### PROBLEM STATEMENT
Output the data below in full, byte for byte. Nothing may differ.
───── EXERCISE INPUTS ─────
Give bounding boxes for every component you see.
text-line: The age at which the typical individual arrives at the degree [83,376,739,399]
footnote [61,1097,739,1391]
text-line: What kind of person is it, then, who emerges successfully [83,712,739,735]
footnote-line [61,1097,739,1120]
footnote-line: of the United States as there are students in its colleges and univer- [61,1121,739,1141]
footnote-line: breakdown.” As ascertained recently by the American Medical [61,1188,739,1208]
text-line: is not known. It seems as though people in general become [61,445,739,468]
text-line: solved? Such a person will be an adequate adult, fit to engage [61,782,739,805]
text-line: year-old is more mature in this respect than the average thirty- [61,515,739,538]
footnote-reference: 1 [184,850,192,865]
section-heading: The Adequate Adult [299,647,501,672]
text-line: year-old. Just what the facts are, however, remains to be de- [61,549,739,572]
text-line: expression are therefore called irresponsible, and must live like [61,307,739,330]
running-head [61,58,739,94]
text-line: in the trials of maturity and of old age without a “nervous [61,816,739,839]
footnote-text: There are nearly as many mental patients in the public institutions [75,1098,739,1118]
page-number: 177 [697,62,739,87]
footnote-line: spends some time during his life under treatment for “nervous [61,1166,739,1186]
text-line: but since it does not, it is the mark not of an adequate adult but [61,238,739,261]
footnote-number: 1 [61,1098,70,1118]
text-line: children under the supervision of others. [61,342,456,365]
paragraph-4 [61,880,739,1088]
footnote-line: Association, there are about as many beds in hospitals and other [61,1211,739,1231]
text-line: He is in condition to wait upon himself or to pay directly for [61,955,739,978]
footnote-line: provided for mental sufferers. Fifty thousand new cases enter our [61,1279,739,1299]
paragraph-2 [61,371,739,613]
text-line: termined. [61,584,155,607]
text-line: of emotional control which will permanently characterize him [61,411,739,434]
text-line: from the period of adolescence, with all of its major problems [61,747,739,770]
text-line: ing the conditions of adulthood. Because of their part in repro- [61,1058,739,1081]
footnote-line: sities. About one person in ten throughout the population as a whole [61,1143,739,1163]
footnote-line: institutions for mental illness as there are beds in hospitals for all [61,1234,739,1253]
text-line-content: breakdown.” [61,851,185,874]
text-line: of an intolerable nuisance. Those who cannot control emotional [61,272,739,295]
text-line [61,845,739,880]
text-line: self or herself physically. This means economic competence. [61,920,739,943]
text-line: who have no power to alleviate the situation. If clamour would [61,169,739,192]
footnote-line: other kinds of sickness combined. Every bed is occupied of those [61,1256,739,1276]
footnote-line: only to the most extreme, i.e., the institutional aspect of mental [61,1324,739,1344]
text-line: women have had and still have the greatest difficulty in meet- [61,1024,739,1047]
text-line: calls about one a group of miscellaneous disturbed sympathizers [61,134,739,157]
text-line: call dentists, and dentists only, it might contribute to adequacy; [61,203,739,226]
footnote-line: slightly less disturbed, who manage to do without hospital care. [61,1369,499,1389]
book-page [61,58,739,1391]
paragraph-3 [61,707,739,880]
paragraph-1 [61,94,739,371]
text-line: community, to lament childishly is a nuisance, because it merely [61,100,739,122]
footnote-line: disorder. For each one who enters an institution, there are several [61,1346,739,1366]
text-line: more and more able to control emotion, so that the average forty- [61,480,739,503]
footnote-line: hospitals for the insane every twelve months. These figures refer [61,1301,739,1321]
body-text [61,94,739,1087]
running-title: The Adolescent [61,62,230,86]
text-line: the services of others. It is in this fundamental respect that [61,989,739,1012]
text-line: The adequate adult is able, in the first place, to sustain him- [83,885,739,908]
─────
### WRITTEN RESPONSE
Give bounding boxes for every component you see.
text-line: The age at which the typical individual arrives at the degree [83,376,739,399]
footnote [61,1097,739,1391]
text-line: What kind of person is it, then, who emerges successfully [83,712,739,735]
footnote-line [61,1097,739,1120]
footnote-line: of the United States as there are students in its colleges and univer- [61,1121,739,1141]
footnote-line: breakdown.” As ascertained recently by the American Medical [61,1188,739,1208]
text-line: is not known. It seems as though people in general become [61,445,739,468]
text-line: solved? Such a person will be an adequate adult, fit to engage [61,782,739,805]
text-line: year-old is more mature in this respect than the average thirty- [61,515,739,538]
footnote-reference: 1 [184,850,192,865]
section-heading: The Adequate Adult [299,647,501,672]
text-line: year-old. Just what the facts are, however, remains to be de- [61,549,739,572]
text-line: expression are therefore called irresponsible, and must live like [61,307,739,330]
running-head [61,58,739,94]
text-line: in the trials of maturity and of old age without a “nervous [61,816,739,839]
footnote-text: There are nearly as many mental patients in the public institutions [75,1098,739,1118]
page-number: 177 [697,62,739,87]
footnote-line: spends some time during his life under treatment for “nervous [61,1166,739,1186]
text-line: but since it does not, it is the mark not of an adequate adult but [61,238,739,261]
footnote-number: 1 [61,1098,70,1118]
text-line: children under the supervision of others. [61,342,456,365]
paragraph-4 [61,880,739,1088]
footnote-line: Association, there are about as many beds in hospitals and other [61,1211,739,1231]
text-line: He is in condition to wait upon himself or to pay directly for [61,955,739,978]
footnote-line: provided for mental sufferers. Fifty thousand new cases enter our [61,1279,739,1299]
paragraph-2 [61,371,739,613]
text-line: termined. [61,584,155,607]
text-line: of emotional control which will permanently characterize him [61,411,739,434]
text-line: from the period of adolescence, with all of its major problems [61,747,739,770]
text-line: ing the conditions of adulthood. Because of their part in repro- [61,1058,739,1081]
footnote-line: sities. About one person in ten throughout the population as a whole [61,1143,739,1163]
footnote-line: institutions for mental illness as there are beds in hospitals for all [61,1234,739,1253]
text-line-content: breakdown.” [61,851,185,874]
text-line: of an intolerable nuisance. Those who cannot control emotional [61,272,739,295]
text-line [61,845,739,880]
text-line: self or herself physically. This means economic competence. [61,920,739,943]
text-line: who have no power to alleviate the situation. If clamour would [61,169,739,192]
footnote-line: other kinds of sickness combined. Every bed is occupied of those [61,1256,739,1276]
footnote-line: only to the most extreme, i.e., the institutional aspect of mental [61,1324,739,1344]
text-line: women have had and still have the greatest difficulty in meet- [61,1024,739,1047]
text-line: calls about one a group of miscellaneous disturbed sympathizers [61,134,739,157]
text-line: call dentists, and dentists only, it might contribute to adequacy; [61,203,739,226]
footnote-line: slightly less disturbed, who manage to do without hospital care. [61,1369,499,1389]
book-page [61,58,739,1391]
paragraph-3 [61,707,739,880]
paragraph-1 [61,94,739,371]
text-line: community, to lament childishly is a nuisance, because it merely [61,100,739,122]
footnote-line: disorder. For each one who enters an institution, there are several [61,1346,739,1366]
text-line: more and more able to control emotion, so that the average forty- [61,480,739,503]
footnote-line: hospitals for the insane every twelve months. These figures refer [61,1301,739,1321]
body-text [61,94,739,1087]
running-title: The Adolescent [61,62,230,86]
text-line: the services of others. It is in this fundamental respect that [61,989,739,1012]
text-line: The adequate adult is able, in the first place, to sustain him- [83,885,739,908]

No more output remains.